** STATED GOAL **
Copy each line of the data below with the word "области".

** THE DATA **
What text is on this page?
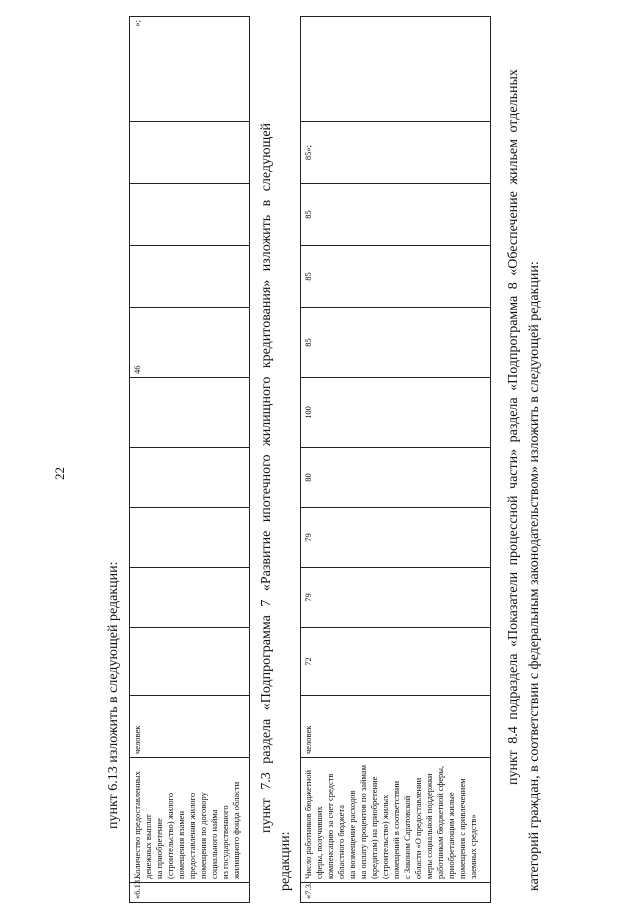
22
пункт 6.13 изложить в следующей редакции:
«6.13.	Количество предоставленных
денежных выплат
на приобретение
(строительство) жилого
помещения взамен
предоставления жилого
помещения по договору
социального найма
из государственного
жилищного фонда области	человек						46				»;
пункт 7.3 раздела «Подпрограмма 7 «Развитие ипотечного жилищного кредитования» изложить в следующей
редакции: «7.3.	Число работников бюджетной
сферы, получивших
компенсацию за счет средств
областного бюджета
на возмещение расходов
на оплату процентов по займам
(кредитам) на приобретение
(строительство) жилых
помещений в соответствии
с Законом Саратовской
области «О предоставлении
меры социальной поддержки
работникам бюджетной сферы,
приобретающим жилые
помещения с привлечением
заемных средств»	человек	72	79	79	80	100	85	85	85	85»;		пункт 8.4 подраздела «Показатели процессной части» раздела «Подпрограмма 8 «Обеспечение жильем отдельных категорий граждан, в соответствии с федеральным законодательством» изложить в следующей редакции:
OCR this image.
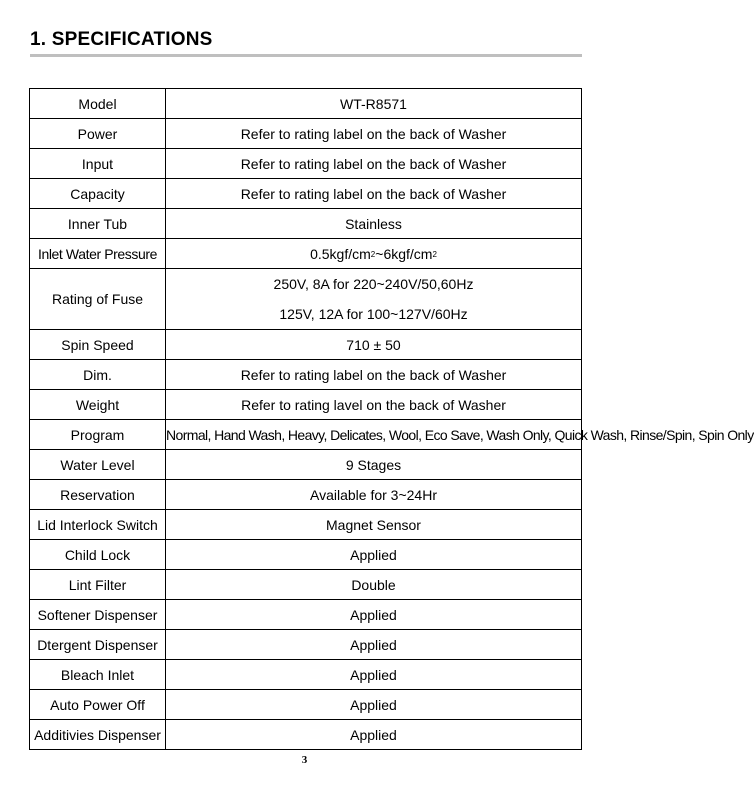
1. SPECIFICATIONS
Model	WT-R8571
Power	Refer to rating label on the back of Washer
Input	Refer to rating label on the back of Washer
Capacity	Refer to rating label on the back of Washer
Inner Tub	Stainless
Inlet Water Pressure	$0.5kgf/cm^2\sim 6kgf/cm^2$
Rating of Fuse	250V, 8A for 220~240V/50,60Hz
125V, 12A for 100~127V/60Hz

Spin Speed	710 ± 50
Dim.	Refer to rating label on the back of Washer
Weight	Refer to rating lavel on the back of Washer
Program	Normal, Hand Wash, Heavy, Delicates, Wool, Eco Save, Wash Only, Quick Wash, Rinse/Spin, Spin Only
Water Level	9 Stages
Reservation	Available for 3~24Hr
Lid Interlock Switch	Magnet Sensor
Child Lock	Applied
Lint Filter	Double
Softener Dispenser	Applied
Dtergent Dispenser	Applied
Bleach Inlet	Applied
Auto Power Off	Applied
Additivies Dispenser	Applied
3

** OUTPUT **
жилищного фонда области	человек						46				»;
области «О предоставлении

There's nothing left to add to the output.